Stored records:
____________________

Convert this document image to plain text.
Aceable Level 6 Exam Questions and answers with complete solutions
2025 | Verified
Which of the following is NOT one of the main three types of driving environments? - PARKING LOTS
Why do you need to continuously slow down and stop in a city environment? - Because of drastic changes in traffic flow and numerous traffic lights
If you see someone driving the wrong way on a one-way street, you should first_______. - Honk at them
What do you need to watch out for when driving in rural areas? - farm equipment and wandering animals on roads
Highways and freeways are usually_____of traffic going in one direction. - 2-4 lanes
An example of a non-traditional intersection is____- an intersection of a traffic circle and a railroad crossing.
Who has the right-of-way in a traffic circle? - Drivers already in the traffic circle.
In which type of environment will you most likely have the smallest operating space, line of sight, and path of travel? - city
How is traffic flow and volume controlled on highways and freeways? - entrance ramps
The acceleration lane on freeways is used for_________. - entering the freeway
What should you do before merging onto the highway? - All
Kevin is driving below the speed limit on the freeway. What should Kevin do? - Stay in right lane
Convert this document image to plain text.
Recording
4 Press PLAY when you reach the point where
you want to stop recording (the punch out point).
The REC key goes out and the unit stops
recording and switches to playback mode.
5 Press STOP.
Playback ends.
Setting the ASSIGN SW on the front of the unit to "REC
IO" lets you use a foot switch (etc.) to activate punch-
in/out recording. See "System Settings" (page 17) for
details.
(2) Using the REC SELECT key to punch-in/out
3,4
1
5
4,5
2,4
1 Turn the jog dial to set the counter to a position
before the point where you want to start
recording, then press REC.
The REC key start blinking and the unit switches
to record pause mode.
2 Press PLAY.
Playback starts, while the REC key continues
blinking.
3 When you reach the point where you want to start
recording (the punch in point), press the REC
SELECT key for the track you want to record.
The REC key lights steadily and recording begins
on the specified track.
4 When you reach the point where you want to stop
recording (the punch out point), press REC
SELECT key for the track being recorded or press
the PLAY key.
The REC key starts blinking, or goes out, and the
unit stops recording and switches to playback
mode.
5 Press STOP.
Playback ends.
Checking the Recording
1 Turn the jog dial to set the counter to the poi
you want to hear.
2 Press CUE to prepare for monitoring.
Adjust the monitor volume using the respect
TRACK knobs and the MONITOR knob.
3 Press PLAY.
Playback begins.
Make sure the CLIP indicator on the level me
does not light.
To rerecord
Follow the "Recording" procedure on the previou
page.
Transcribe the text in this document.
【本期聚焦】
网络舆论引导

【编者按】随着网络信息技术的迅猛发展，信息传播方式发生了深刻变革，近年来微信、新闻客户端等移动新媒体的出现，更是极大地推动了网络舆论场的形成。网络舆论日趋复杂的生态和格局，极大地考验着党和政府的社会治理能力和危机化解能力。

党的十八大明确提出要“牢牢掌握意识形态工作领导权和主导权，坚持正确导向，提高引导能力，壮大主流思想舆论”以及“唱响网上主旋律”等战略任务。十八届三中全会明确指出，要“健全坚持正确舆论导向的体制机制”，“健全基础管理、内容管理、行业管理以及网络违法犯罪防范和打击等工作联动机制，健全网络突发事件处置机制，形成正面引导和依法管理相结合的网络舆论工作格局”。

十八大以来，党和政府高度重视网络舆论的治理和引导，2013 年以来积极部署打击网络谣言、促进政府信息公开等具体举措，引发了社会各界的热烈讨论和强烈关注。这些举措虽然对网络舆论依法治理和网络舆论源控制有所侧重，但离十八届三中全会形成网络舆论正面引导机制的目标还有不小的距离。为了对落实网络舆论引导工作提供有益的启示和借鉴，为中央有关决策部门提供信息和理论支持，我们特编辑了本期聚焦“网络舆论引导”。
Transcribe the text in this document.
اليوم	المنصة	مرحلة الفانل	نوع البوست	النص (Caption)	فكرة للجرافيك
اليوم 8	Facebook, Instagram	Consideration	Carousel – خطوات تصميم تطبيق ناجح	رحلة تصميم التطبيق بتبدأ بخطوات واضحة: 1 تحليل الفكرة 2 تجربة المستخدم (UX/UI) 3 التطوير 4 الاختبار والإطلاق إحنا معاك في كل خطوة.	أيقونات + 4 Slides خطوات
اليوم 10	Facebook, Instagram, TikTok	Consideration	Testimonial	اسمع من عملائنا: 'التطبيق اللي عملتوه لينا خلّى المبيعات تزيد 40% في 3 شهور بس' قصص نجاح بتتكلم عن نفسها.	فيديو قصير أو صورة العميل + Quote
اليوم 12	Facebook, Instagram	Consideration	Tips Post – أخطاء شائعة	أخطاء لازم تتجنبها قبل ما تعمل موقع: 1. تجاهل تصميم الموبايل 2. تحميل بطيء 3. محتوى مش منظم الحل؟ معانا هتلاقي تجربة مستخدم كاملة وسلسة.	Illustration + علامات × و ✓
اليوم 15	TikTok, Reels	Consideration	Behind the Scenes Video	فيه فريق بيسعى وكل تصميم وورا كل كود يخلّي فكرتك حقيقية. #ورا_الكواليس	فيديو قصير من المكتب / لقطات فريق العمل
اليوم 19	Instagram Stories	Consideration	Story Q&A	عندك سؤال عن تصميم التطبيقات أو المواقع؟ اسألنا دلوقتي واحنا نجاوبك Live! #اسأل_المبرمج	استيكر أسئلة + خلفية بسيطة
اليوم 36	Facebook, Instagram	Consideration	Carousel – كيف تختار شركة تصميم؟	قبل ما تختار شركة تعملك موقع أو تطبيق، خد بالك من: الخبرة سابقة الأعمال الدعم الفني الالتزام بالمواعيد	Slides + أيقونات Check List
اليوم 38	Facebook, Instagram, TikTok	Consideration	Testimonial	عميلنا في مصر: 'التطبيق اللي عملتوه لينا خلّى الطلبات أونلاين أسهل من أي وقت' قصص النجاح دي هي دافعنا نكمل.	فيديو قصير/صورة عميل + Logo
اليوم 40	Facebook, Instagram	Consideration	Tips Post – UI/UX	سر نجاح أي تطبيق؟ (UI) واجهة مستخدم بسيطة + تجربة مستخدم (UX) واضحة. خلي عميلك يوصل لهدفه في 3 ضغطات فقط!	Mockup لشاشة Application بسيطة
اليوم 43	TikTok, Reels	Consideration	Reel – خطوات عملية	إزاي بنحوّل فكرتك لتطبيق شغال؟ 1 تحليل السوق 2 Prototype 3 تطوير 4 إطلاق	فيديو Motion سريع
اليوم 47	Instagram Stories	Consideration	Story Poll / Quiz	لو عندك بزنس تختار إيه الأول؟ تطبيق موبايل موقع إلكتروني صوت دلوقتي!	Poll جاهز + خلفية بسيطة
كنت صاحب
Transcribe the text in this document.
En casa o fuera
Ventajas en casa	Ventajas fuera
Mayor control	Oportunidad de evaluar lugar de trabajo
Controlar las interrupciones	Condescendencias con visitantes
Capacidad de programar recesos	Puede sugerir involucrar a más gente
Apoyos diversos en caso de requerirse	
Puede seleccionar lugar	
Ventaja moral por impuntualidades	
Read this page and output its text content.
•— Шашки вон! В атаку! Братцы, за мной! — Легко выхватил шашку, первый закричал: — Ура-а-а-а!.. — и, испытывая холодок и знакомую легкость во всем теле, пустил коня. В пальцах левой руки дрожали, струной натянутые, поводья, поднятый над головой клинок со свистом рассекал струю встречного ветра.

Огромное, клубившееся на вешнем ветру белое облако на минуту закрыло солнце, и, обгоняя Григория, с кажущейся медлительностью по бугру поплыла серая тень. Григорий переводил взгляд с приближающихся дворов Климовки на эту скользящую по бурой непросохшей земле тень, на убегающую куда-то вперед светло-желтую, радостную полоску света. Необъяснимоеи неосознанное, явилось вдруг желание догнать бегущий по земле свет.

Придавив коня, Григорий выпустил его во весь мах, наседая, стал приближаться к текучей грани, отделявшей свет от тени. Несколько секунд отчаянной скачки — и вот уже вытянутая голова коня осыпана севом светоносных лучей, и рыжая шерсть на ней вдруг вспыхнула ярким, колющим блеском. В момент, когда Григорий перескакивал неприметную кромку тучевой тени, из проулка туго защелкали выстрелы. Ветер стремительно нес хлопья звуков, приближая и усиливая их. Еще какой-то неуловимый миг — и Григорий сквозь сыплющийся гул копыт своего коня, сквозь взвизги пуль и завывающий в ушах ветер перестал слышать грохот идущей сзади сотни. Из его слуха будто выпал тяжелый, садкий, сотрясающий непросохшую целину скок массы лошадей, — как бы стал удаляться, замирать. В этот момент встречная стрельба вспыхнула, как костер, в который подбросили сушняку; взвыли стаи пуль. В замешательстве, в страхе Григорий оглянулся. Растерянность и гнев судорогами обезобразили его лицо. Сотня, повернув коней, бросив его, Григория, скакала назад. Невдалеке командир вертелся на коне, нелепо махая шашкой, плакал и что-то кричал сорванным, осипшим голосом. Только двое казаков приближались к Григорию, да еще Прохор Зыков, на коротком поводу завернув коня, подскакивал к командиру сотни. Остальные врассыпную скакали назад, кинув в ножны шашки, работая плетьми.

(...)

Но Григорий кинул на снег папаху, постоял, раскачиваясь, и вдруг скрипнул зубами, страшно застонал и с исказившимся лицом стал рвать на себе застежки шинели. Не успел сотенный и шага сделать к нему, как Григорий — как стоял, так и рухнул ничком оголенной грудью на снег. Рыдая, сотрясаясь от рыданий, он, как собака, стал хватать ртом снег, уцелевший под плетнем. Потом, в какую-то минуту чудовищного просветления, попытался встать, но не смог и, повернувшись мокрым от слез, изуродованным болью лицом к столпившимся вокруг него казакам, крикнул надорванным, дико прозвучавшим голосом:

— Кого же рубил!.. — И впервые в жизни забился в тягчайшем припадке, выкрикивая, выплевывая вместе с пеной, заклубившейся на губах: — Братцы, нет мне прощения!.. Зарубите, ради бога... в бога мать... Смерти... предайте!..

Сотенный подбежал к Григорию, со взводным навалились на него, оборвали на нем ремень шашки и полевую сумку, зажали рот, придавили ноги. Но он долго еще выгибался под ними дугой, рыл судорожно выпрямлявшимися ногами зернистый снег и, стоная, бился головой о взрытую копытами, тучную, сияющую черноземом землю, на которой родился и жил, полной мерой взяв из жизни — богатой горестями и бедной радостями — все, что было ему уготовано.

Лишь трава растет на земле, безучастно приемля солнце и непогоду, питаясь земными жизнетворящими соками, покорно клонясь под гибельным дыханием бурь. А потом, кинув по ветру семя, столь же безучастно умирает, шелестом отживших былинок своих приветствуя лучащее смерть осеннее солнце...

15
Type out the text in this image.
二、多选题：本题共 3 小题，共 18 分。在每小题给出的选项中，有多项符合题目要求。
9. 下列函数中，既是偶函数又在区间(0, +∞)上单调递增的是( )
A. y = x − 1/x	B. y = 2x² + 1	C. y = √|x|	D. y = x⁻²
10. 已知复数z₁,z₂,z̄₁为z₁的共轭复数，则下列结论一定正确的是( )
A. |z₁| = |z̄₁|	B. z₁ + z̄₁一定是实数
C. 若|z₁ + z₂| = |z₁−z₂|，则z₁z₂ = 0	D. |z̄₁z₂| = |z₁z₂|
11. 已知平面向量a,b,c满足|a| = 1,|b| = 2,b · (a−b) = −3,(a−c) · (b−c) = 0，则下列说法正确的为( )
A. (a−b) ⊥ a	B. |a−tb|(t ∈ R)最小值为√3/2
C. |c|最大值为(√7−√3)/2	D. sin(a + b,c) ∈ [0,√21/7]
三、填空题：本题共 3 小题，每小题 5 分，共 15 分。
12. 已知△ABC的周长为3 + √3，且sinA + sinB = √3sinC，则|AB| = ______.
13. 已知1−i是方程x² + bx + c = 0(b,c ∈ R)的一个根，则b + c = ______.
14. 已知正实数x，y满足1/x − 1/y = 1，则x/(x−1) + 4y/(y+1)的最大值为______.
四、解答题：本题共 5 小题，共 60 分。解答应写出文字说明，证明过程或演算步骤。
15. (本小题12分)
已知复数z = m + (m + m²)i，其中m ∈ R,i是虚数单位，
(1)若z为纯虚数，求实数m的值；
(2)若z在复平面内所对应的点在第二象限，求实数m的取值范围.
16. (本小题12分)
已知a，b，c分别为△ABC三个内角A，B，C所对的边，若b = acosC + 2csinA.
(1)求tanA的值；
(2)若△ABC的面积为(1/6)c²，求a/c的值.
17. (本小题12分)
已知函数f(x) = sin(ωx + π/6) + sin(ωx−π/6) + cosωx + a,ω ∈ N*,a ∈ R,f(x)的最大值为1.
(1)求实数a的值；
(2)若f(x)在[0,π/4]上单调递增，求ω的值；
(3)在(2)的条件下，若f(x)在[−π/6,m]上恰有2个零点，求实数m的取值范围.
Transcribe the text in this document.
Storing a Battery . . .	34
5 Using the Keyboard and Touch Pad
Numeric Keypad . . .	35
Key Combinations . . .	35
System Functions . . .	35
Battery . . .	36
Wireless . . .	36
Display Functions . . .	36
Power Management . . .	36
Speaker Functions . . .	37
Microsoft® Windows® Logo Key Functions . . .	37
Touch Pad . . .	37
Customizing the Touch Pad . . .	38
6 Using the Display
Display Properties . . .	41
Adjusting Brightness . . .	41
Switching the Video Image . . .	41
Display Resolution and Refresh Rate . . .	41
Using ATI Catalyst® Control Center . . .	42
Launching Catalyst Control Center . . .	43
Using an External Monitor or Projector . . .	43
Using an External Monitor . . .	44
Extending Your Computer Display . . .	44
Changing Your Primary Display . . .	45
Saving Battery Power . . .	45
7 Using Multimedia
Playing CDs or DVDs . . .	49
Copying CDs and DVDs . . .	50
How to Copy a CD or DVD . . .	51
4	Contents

____________________

Take every line above carrying "Functions" and return it.

→ Finished task
System Functions . . .	35
Display Functions . . .	36
Speaker Functions . . .	37
Microsoft® Windows® Logo Key Functions . . .	37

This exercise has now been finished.